Given exercise: Rewrite every one of the records, replacing "flow meter" with "flowmeter" each time it occurs and leaving everything else as it is.

Data for processing:
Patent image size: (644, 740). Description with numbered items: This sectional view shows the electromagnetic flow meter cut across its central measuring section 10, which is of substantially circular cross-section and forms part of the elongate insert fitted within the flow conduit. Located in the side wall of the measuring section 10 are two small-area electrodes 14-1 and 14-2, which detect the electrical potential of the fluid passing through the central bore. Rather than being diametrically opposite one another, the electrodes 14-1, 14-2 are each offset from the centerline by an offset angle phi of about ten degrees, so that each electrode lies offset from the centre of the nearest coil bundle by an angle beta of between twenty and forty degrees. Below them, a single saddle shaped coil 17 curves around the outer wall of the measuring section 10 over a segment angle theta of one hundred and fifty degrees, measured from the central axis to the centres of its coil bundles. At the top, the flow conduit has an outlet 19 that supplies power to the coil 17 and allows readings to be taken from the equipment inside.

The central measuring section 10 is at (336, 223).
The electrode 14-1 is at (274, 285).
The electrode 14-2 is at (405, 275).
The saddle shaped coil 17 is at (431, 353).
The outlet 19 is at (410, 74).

Reply to the task:
Patent image size: (644, 740). Description with numbered items: This sectional view shows the electromagnetic flowmeter cut across its central measuring section 10, which is of substantially circular cross-section and forms part of the elongate insert fitted within the flow conduit. Located in the side wall of the measuring section 10 are two small-area electrodes 14-1 and 14-2, which detect the electrical potential of the fluid passing through the central bore. Rather than being diametrically opposite one another, the electrodes 14-1, 14-2 are each offset from the centerline by an offset angle phi of about ten degrees, so that each electrode lies offset from the centre of the nearest coil bundle by an angle beta of between twenty and forty degrees. Below them, a single saddle shaped coil 17 curves around the outer wall of the measuring section 10 over a segment angle theta of one hundred and fifty degrees, measured from the central axis to the centres of its coil bundles. At the top, the flow conduit has an outlet 19 that supplies power to the coil 17 and allows readings to be taken from the equipment inside.

The central measuring section 10 is at (336, 223).
The electrode 14-1 is at (274, 285).
The electrode 14-2 is at (405, 275).
The saddle shaped coil 17 is at (431, 353).
The outlet 19 is at (410, 74).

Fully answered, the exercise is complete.